(begin)
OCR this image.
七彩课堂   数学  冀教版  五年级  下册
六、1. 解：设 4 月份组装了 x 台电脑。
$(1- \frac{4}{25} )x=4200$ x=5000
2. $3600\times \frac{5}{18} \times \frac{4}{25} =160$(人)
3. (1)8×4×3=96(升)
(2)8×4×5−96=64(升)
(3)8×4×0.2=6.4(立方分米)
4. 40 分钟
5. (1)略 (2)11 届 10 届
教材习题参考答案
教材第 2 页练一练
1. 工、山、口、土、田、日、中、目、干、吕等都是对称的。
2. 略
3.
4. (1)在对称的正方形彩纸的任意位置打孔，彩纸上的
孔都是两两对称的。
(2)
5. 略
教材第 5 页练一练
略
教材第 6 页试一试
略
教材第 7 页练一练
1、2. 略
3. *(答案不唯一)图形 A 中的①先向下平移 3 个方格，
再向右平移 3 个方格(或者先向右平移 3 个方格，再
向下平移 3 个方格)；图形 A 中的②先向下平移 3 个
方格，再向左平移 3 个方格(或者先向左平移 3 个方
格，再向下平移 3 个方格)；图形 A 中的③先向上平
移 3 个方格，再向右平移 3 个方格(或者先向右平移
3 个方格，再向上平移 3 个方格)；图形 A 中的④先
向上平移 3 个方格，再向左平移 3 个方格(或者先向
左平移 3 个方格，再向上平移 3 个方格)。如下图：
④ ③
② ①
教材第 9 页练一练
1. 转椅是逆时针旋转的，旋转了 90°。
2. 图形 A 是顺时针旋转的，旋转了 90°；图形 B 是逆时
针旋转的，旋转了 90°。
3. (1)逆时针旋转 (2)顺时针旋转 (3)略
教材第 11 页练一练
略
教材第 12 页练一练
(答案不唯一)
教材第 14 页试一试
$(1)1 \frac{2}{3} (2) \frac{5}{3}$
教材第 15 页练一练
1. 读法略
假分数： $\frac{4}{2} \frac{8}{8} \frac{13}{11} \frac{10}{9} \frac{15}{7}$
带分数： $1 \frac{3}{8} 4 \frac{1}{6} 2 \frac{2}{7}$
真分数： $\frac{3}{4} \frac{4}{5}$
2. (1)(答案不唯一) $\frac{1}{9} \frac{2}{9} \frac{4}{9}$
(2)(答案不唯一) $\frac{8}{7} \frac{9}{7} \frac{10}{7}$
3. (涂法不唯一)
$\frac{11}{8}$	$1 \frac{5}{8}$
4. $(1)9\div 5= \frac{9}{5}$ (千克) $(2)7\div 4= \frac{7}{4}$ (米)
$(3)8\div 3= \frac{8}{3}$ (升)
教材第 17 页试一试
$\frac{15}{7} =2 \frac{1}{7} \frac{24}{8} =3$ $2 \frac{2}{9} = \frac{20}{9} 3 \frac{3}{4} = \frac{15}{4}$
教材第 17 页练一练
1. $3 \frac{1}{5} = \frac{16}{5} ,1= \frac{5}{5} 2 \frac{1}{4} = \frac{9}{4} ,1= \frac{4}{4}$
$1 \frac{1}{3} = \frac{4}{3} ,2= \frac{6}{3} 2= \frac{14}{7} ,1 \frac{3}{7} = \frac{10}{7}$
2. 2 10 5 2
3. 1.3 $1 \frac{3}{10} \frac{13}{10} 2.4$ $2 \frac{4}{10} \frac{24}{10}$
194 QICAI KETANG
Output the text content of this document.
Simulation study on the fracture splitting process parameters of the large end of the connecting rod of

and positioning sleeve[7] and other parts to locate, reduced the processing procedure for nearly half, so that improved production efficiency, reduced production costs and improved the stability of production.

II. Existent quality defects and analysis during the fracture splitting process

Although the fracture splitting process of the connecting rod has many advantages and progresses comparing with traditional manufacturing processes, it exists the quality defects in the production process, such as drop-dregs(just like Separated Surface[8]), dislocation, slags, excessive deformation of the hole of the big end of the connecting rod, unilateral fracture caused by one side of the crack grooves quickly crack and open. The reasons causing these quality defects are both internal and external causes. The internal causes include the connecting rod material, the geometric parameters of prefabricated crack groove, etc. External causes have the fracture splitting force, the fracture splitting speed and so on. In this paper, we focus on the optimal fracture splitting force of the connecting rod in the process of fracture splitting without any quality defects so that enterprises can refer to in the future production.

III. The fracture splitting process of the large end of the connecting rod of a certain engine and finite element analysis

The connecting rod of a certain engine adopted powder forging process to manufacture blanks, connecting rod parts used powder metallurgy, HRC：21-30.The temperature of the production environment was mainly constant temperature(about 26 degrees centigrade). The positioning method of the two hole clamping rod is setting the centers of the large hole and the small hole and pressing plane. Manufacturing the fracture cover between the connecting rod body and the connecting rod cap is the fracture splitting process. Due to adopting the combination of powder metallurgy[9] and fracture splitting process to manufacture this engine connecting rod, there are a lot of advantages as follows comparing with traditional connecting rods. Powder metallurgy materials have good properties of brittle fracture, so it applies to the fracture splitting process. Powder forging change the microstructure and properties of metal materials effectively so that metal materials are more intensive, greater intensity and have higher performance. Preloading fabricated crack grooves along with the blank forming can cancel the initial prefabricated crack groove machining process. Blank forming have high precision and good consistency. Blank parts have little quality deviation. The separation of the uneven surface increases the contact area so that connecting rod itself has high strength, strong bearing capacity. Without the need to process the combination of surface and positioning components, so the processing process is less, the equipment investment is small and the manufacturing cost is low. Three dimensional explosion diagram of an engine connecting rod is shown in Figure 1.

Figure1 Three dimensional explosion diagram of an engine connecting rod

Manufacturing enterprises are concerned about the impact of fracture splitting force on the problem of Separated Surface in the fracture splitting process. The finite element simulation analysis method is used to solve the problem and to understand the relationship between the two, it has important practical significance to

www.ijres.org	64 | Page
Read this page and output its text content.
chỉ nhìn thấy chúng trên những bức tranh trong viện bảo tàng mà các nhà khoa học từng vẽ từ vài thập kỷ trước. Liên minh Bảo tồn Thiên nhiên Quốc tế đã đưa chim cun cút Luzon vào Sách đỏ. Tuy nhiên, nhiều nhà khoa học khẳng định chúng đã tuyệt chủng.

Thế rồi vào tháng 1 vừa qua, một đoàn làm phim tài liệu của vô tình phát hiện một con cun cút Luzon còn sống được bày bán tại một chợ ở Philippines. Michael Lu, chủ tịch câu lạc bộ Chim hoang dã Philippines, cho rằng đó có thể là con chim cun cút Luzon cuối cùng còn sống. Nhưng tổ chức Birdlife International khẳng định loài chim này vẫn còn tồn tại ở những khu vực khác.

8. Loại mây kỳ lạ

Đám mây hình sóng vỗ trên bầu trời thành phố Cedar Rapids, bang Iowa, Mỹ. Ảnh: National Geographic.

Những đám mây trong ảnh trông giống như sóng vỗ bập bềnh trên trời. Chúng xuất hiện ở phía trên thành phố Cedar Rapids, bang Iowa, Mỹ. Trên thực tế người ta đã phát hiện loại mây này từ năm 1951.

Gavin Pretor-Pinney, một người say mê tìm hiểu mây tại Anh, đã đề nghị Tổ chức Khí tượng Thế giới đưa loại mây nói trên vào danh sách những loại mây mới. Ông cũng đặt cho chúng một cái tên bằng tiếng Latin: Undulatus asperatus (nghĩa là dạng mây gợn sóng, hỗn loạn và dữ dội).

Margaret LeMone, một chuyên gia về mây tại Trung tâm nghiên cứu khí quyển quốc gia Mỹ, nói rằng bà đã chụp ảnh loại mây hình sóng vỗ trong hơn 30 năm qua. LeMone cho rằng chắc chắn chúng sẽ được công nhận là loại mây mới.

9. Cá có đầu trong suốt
(end)
Give the number of lines in the entries that include the string "finite", and nothing more.

2